▸ Task statement:
Output the records as a Markdown table with the columns Row and Record line, from the start of the records through the line containing "Polygon shape (453, 323, 465, 335)", with each line numbered and blank lines omitted.
── Data provided ──
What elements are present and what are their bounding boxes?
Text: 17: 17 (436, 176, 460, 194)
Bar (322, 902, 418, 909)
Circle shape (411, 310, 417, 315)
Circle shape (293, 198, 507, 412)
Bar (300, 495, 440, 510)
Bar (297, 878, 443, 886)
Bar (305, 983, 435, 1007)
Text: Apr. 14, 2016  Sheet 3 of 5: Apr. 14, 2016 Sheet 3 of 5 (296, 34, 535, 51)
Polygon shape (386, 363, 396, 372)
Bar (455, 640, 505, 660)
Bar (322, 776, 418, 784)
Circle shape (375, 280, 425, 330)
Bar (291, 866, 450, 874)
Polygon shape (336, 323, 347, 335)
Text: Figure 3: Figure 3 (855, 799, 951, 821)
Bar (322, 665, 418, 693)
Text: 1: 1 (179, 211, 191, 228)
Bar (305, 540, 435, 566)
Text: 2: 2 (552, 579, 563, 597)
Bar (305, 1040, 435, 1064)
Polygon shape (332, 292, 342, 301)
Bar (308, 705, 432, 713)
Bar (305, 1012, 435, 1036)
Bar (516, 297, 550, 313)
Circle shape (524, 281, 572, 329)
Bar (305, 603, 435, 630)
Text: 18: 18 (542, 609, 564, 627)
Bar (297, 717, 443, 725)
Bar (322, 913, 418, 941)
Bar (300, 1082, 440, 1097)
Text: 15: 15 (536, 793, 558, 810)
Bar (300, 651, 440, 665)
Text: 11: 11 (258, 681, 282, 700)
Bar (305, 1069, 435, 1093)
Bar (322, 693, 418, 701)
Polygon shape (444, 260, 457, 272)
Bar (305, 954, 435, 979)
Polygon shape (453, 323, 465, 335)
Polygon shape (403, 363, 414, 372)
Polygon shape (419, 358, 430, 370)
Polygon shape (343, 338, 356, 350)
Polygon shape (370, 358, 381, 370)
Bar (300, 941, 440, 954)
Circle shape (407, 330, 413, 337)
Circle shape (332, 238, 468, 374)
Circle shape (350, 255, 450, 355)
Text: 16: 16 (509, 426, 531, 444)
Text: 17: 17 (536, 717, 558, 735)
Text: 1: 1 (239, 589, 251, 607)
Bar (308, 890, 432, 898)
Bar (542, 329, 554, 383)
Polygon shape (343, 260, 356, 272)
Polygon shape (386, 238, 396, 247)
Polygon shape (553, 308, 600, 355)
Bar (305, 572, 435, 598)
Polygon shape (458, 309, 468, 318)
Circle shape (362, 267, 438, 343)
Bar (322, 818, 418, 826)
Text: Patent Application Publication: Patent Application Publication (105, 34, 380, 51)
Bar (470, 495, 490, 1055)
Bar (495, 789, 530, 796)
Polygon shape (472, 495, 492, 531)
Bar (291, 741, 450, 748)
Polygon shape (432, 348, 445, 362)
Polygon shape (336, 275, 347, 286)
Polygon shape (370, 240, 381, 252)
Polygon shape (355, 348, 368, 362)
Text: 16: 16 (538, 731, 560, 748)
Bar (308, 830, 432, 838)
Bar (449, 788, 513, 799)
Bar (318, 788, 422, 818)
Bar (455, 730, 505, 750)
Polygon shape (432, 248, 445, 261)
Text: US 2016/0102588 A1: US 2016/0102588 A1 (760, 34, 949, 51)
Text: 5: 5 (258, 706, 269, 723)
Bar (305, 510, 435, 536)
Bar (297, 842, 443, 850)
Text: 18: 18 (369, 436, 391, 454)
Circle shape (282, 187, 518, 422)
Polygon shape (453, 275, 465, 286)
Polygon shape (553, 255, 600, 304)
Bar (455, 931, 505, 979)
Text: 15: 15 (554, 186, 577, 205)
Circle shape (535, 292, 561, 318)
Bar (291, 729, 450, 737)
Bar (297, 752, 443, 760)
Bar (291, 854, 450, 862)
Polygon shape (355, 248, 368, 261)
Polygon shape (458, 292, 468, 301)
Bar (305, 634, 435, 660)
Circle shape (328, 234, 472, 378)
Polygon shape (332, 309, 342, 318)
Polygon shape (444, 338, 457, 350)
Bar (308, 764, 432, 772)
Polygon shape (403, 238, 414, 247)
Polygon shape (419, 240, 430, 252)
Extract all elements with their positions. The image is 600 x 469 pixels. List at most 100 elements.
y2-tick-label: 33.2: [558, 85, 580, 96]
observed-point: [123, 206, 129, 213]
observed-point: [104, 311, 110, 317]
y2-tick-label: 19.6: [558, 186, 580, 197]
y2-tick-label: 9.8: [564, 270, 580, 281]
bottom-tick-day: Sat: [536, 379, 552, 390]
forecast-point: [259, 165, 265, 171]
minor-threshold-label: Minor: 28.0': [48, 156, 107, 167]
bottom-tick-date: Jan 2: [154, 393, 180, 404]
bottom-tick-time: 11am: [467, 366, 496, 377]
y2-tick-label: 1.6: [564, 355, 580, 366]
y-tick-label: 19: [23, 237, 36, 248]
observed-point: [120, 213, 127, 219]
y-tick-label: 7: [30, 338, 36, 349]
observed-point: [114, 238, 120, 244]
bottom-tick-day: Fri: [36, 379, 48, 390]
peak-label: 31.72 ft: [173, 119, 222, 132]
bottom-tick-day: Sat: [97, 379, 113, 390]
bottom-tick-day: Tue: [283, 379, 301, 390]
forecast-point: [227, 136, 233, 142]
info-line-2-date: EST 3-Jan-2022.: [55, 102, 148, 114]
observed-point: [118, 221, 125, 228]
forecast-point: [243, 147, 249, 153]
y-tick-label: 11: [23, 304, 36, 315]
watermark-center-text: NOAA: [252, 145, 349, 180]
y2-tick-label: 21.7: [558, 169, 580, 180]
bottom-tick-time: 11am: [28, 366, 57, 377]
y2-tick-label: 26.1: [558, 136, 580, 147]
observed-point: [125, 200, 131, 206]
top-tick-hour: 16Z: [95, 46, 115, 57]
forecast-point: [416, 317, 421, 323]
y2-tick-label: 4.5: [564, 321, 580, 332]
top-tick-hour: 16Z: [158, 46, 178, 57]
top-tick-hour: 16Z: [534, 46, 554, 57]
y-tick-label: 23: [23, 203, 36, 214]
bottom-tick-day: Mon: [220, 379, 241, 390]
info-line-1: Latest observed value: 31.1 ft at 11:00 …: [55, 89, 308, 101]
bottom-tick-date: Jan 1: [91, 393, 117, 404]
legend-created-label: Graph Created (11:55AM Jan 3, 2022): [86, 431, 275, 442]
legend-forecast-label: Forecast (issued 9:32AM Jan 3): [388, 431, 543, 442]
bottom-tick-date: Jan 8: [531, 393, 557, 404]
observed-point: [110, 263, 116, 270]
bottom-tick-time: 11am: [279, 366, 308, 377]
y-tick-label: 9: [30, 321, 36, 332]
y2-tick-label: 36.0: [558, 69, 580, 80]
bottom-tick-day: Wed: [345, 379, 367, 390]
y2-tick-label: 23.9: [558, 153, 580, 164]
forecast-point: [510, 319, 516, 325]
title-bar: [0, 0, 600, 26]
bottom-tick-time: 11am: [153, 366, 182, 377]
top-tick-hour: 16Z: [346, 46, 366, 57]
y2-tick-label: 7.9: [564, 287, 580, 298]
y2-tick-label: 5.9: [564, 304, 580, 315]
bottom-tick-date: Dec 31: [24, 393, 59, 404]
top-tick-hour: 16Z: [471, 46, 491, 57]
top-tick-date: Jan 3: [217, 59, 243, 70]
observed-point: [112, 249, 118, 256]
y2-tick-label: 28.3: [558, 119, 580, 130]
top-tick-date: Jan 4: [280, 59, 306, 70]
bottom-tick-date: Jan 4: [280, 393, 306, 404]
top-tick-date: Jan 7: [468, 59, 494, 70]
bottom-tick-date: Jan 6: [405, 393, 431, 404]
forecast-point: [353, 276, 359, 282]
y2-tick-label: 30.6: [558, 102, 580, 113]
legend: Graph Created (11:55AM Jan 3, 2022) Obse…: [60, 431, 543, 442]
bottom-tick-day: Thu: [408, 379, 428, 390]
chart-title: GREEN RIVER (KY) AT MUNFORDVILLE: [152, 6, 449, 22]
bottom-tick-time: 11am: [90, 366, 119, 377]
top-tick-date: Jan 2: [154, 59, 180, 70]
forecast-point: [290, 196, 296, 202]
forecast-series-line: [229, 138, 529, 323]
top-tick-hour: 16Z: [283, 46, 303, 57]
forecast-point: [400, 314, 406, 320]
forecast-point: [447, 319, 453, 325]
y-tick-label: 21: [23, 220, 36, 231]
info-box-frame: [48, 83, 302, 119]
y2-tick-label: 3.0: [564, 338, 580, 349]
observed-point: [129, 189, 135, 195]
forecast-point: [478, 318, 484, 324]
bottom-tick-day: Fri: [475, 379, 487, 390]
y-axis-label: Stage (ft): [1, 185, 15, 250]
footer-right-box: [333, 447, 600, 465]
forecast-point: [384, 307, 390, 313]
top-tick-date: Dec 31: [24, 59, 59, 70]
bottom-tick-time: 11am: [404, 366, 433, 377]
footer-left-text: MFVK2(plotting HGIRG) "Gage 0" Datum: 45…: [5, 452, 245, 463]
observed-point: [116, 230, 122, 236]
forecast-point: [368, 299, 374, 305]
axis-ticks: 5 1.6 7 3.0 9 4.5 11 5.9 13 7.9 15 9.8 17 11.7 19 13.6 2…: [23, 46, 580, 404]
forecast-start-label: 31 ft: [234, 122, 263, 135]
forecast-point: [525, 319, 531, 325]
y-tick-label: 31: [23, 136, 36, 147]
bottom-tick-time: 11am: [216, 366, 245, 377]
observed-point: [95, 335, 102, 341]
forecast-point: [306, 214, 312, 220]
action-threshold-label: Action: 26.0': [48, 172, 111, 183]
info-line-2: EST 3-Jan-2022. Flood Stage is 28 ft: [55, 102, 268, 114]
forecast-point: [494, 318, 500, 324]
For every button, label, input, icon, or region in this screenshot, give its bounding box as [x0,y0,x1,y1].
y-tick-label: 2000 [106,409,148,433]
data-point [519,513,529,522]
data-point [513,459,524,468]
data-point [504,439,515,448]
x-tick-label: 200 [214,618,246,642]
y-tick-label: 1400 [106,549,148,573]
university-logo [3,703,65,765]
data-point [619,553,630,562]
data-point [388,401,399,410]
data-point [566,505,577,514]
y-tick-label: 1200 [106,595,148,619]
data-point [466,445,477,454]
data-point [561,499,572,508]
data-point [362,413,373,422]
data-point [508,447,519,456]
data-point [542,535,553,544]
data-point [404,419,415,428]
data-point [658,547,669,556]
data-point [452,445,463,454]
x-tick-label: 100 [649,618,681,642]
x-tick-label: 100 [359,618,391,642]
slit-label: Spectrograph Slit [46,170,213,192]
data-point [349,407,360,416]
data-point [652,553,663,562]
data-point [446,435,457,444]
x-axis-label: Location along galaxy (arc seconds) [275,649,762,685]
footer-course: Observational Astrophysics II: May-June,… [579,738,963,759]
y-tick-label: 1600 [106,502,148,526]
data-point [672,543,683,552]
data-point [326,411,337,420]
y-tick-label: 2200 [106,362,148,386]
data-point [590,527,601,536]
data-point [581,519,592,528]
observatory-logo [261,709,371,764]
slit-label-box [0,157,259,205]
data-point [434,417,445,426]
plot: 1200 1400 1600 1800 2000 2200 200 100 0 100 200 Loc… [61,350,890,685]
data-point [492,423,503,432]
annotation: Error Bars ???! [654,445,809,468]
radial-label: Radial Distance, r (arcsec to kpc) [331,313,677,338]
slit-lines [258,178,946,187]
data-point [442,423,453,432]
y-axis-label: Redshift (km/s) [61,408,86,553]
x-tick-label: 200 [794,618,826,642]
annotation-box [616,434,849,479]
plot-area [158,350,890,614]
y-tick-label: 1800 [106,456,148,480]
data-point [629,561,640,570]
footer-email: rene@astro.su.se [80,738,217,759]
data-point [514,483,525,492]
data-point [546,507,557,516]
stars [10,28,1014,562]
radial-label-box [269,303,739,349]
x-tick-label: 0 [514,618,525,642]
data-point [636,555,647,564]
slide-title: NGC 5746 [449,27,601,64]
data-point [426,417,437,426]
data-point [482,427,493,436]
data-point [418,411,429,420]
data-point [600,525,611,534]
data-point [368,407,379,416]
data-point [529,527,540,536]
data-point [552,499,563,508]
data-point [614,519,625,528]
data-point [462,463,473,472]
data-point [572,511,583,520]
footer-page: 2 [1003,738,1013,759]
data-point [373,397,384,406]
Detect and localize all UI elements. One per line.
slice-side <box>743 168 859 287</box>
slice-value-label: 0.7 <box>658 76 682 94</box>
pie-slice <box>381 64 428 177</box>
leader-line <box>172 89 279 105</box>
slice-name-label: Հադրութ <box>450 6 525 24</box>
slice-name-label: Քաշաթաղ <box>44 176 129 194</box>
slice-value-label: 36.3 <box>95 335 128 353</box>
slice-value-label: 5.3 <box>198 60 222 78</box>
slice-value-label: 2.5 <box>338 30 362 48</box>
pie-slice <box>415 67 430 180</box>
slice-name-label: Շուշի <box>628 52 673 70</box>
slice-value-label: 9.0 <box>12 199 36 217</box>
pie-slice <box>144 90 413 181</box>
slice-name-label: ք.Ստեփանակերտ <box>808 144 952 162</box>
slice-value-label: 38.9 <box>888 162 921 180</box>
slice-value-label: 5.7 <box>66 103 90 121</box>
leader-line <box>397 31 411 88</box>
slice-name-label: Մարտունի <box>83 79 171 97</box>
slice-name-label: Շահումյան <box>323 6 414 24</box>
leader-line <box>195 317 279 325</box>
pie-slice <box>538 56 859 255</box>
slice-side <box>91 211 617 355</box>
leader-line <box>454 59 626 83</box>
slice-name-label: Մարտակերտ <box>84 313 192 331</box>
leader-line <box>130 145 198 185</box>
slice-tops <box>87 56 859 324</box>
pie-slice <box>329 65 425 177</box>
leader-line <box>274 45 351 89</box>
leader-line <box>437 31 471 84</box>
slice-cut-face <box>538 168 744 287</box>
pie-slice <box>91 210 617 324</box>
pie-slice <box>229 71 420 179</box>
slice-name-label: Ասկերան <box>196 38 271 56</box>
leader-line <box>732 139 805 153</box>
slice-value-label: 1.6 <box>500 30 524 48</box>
───
▸ Correct response:
| Row | Record line |
|---|---|
| 1 | What elements are present and what are their bounding boxes? |
| 2 | Text: 17: 17 (436, 176, 460, 194) |
| 3 | Bar (322, 902, 418, 909) |
| 4 | Circle shape (411, 310, 417, 315) |
| 5 | Circle shape (293, 198, 507, 412) |
| 6 | Bar (300, 495, 440, 510) |
| 7 | Bar (297, 878, 443, 886) |
| 8 | Bar (305, 983, 435, 1007) |
| 9 | Text: Apr. 14, 2016  Sheet 3 of 5: Apr. 14, 2016 Sheet 3 of 5 (296, 34, 535, 51) |
| 10 | Polygon shape (386, 363, 396, 372) |
| 11 | Bar (455, 640, 505, 660) |
| 12 | Bar (322, 776, 418, 784) |
| 13 | Circle shape (375, 280, 425, 330) |
| 14 | Bar (291, 866, 450, 874) |
| 15 | Polygon shape (336, 323, 347, 335) |
| 16 | Text: Figure 3: Figure 3 (855, 799, 951, 821) |
| 17 | Bar (322, 665, 418, 693) |
| 18 | Text: 1: 1 (179, 211, 191, 228) |
| 19 | Bar (305, 540, 435, 566) |
| 20 | Text: 2: 2 (552, 579, 563, 597) |
| 21 | Bar (305, 1040, 435, 1064) |
| 22 | Polygon shape (332, 292, 342, 301) |
| 23 | Bar (308, 705, 432, 713) |
| 24 | Bar (305, 1012, 435, 1036) |
| 25 | Bar (516, 297, 550, 313) |
| 26 | Circle shape (524, 281, 572, 329) |
| 27 | Bar (305, 603, 435, 630) |
| 28 | Text: 18: 18 (542, 609, 564, 627) |
| 29 | Bar (297, 717, 443, 725) |
| 30 | Bar (322, 913, 418, 941) |
| 31 | Bar (300, 1082, 440, 1097) |
| 32 | Text: 15: 15 (536, 793, 558, 810) |
| 33 | Bar (300, 651, 440, 665) |
| 34 | Text: 11: 11 (258, 681, 282, 700) |
| 35 | Bar (305, 1069, 435, 1093) |
| 36 | Bar (322, 693, 418, 701) |
| 37 | Polygon shape (444, 260, 457, 272) |
| 38 | Bar (305, 954, 435, 979) |
| 39 | Polygon shape (453, 323, 465, 335) |